§ **Supplied information**:
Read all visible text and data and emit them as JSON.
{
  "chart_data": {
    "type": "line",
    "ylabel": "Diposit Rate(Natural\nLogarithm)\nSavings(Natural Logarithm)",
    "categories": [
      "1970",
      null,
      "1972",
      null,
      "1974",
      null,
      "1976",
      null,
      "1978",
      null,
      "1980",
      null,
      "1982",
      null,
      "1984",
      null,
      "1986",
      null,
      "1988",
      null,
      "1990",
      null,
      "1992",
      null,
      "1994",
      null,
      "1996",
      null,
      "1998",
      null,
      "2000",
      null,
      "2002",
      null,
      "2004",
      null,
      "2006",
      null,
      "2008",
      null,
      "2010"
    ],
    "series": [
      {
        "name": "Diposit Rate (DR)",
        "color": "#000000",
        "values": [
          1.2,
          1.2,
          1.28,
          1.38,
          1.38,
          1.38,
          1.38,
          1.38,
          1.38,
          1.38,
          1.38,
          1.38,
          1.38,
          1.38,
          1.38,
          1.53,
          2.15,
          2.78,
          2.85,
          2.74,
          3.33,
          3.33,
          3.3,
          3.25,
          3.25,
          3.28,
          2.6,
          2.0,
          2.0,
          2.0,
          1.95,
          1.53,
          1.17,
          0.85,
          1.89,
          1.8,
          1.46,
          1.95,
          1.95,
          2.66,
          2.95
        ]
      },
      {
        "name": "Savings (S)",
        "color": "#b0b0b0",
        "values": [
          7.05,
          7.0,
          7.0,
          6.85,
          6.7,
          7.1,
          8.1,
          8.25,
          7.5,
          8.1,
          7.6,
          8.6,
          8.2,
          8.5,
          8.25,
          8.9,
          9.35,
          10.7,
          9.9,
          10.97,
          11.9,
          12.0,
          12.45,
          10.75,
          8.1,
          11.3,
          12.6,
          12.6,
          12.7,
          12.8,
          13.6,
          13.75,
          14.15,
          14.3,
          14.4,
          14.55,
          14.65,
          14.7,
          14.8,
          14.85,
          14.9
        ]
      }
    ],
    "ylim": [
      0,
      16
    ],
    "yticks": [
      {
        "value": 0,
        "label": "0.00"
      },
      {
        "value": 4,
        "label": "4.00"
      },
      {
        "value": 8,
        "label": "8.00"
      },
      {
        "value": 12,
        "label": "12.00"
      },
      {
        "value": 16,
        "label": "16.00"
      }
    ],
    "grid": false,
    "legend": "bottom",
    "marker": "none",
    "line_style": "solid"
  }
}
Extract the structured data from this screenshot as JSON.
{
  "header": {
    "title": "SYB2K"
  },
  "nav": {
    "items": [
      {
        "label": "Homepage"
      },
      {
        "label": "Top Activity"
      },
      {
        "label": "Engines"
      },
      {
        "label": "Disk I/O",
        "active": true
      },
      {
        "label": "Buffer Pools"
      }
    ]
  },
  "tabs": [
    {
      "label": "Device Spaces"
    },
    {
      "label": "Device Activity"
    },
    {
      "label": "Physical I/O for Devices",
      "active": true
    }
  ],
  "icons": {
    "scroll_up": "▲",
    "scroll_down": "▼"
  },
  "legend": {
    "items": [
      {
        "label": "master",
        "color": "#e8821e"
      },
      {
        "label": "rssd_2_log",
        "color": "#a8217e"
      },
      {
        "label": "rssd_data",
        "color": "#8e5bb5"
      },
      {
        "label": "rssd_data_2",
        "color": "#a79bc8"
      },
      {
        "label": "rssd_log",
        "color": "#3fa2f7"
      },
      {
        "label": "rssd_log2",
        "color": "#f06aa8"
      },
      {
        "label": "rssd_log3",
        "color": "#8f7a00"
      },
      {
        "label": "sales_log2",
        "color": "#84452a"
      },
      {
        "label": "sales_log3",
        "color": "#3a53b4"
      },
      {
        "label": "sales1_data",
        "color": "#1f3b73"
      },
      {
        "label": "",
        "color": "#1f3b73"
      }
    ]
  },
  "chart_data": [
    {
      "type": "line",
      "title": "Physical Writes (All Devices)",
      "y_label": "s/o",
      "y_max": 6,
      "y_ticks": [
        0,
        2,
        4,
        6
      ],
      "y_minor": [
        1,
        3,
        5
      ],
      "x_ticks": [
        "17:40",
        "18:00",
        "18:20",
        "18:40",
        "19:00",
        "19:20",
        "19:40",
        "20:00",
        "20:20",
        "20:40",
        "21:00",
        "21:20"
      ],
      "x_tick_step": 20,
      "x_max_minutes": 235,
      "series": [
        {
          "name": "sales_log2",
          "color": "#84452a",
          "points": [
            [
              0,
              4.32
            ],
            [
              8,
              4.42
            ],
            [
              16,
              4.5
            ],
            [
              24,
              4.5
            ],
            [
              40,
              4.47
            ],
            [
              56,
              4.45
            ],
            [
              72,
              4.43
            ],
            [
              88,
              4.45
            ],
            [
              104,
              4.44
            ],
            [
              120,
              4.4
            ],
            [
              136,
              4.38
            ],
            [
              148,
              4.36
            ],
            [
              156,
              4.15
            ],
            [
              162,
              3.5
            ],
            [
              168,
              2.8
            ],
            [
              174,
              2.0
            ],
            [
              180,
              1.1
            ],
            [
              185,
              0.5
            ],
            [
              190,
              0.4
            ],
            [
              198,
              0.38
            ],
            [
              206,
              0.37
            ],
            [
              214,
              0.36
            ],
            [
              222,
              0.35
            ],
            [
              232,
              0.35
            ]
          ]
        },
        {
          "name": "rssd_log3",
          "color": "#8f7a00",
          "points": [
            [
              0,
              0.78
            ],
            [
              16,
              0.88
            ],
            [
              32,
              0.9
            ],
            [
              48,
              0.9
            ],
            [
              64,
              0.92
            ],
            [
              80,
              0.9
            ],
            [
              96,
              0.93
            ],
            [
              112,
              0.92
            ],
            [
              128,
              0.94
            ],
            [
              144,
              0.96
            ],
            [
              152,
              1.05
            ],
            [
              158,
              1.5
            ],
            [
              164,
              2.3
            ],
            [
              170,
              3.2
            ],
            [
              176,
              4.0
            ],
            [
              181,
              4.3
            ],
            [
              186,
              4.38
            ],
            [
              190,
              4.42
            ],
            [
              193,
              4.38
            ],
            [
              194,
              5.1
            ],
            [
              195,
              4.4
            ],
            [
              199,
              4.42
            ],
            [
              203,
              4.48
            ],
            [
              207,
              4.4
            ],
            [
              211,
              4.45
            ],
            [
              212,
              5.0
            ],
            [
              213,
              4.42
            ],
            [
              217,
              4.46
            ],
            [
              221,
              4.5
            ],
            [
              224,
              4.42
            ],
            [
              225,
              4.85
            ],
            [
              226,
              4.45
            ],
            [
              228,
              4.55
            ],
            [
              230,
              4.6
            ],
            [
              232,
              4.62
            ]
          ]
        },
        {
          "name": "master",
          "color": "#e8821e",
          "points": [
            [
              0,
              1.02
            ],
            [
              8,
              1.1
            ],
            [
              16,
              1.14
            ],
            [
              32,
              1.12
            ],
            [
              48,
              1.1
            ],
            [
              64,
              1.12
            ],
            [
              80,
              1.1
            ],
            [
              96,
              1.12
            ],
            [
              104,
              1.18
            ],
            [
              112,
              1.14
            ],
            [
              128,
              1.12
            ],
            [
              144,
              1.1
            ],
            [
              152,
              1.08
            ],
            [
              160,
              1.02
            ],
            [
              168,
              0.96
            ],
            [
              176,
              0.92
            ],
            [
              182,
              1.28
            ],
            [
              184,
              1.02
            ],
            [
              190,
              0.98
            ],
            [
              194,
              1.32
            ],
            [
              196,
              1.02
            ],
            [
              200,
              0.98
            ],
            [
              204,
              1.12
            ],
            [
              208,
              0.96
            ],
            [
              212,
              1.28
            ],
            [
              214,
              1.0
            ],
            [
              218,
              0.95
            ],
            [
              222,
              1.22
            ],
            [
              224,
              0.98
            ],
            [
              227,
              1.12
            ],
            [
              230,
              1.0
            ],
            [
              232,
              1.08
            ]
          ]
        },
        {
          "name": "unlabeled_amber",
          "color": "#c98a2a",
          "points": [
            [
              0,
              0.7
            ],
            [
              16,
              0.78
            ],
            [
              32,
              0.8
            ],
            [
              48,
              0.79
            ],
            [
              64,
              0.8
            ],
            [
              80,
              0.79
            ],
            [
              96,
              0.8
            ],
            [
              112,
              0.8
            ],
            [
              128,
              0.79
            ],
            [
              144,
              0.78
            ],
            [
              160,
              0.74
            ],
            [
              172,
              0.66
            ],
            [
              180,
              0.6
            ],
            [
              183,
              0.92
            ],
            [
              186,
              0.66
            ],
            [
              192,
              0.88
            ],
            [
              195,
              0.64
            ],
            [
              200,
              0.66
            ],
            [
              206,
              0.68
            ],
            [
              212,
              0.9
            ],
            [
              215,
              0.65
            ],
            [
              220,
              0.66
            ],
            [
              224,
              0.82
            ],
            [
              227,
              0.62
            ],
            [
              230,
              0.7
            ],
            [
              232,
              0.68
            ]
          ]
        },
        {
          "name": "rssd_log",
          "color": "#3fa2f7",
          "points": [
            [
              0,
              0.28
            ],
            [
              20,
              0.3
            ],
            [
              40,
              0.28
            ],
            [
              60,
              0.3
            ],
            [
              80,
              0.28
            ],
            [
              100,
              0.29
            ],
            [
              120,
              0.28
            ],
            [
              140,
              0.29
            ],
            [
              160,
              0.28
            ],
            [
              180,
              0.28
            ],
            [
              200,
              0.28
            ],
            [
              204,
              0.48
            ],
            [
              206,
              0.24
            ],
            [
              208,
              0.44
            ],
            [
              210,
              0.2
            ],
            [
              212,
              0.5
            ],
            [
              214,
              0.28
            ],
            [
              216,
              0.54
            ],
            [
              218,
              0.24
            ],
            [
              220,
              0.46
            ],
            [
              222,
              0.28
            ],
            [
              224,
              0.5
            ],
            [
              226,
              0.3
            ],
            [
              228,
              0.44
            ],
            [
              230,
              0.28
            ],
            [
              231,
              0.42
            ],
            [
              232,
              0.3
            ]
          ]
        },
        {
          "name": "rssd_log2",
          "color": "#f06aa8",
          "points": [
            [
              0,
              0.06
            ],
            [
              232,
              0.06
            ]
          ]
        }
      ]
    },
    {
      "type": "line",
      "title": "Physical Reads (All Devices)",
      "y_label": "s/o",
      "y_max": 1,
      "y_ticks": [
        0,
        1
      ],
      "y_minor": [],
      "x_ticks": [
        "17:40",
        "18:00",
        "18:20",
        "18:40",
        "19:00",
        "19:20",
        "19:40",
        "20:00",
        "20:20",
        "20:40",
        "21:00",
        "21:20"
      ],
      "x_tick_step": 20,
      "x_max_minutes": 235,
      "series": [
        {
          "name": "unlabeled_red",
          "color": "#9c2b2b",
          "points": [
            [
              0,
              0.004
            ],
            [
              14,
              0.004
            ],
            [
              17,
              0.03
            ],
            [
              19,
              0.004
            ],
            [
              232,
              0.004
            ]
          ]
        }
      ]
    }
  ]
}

§ **Objective**:
Find every line in the records above that holds the word "Devices", and copy each one.

§ **Final answer**:
      "label": "Physical I/O for Devices",
      "title": "Physical Writes (All Devices)",
      "title": "Physical Reads (All Devices)",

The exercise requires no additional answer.